--- The request ---
State the number of lines, and only that number, in which the word "readings" appears.

--- Saved data entries ---

━━━━━━━━━━━━━━━━━━━━━━━━━━━━━━

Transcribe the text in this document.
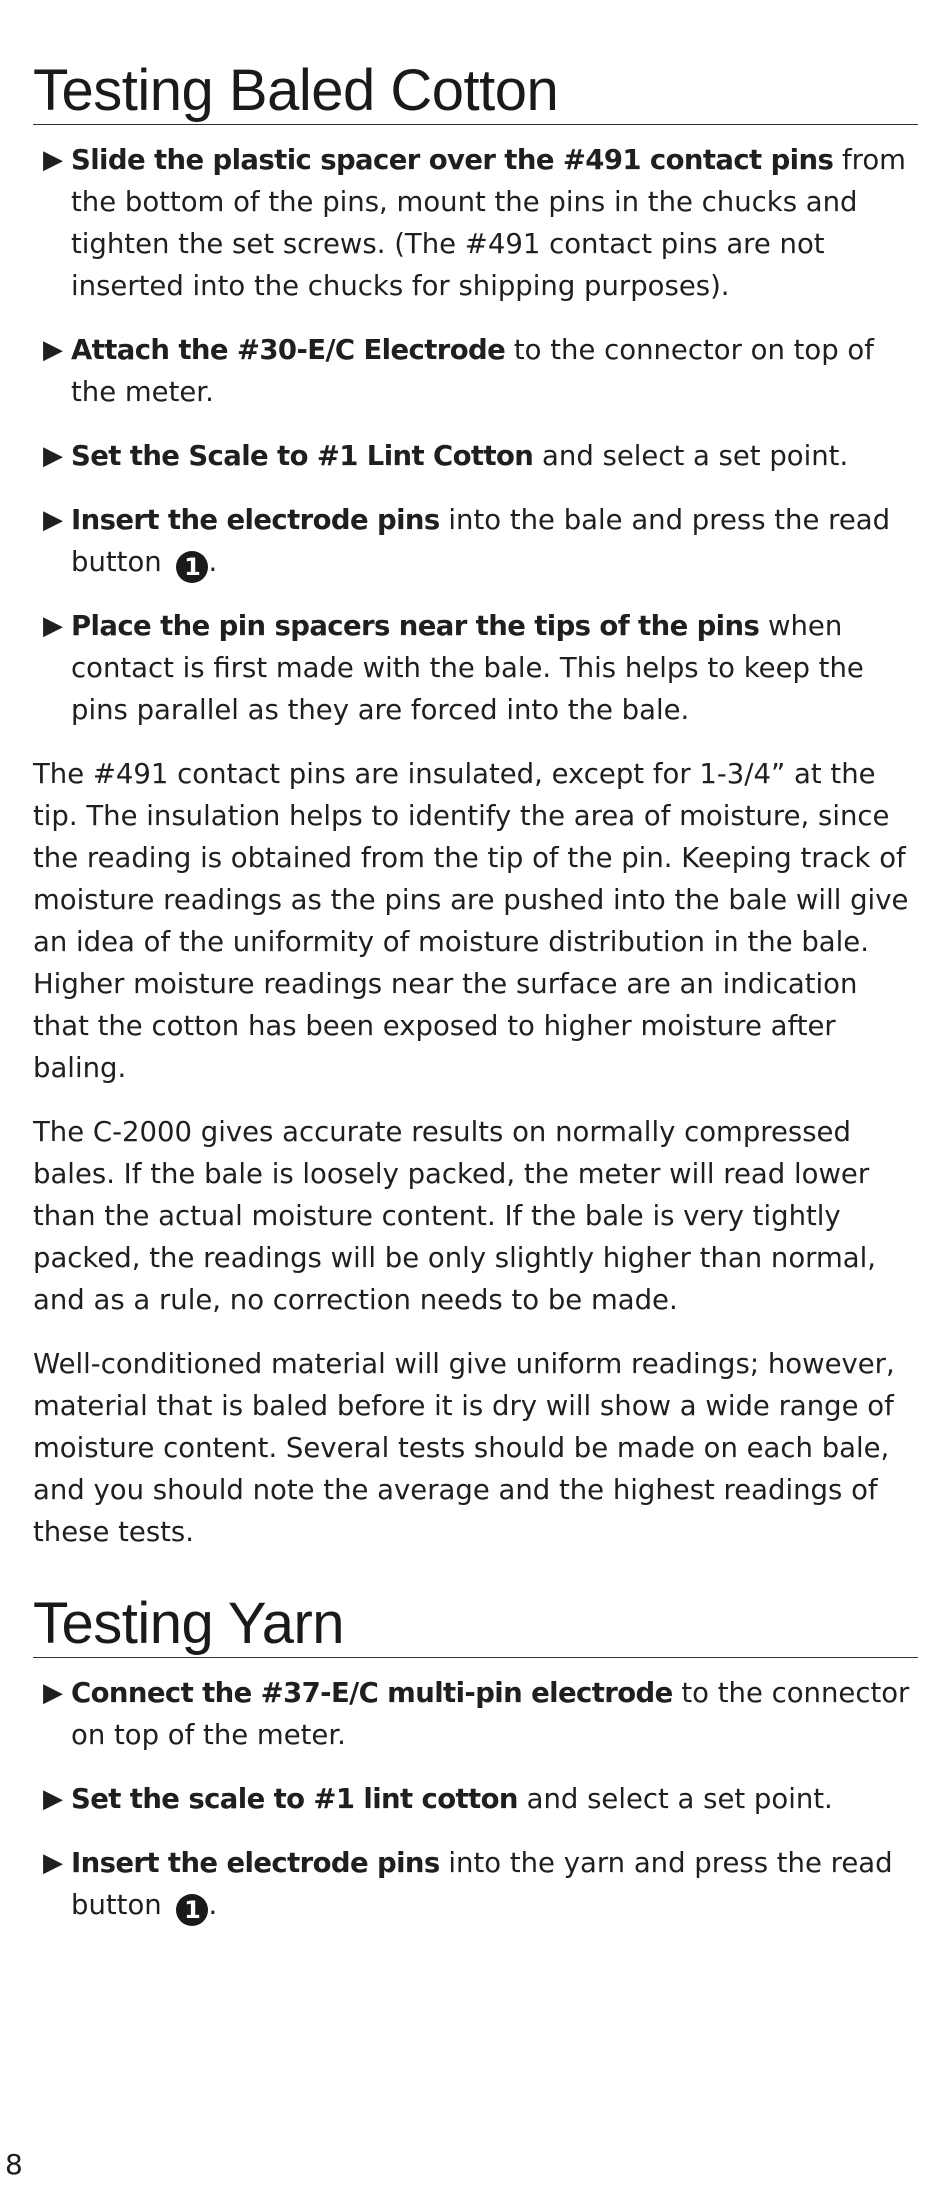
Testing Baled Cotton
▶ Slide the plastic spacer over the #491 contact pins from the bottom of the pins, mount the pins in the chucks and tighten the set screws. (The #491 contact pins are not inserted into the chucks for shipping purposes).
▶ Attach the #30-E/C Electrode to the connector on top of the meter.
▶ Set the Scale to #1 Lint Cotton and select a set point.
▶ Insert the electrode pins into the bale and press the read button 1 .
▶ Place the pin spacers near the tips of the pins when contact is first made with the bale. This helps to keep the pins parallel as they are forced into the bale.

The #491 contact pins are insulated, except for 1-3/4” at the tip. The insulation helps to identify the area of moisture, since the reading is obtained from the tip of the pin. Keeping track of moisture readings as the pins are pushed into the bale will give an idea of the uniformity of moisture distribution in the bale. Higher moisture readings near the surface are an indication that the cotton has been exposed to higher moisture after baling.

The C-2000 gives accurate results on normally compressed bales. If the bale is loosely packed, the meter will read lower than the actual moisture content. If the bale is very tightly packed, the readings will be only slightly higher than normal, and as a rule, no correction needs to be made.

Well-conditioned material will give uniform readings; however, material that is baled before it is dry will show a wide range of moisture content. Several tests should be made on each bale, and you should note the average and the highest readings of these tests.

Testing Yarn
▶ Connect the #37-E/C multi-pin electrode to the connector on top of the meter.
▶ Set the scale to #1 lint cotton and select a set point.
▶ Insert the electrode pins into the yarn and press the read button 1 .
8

━━━━━━━━━━━━━━━━━━━━━━━━━━━━━━

--- Response ---
3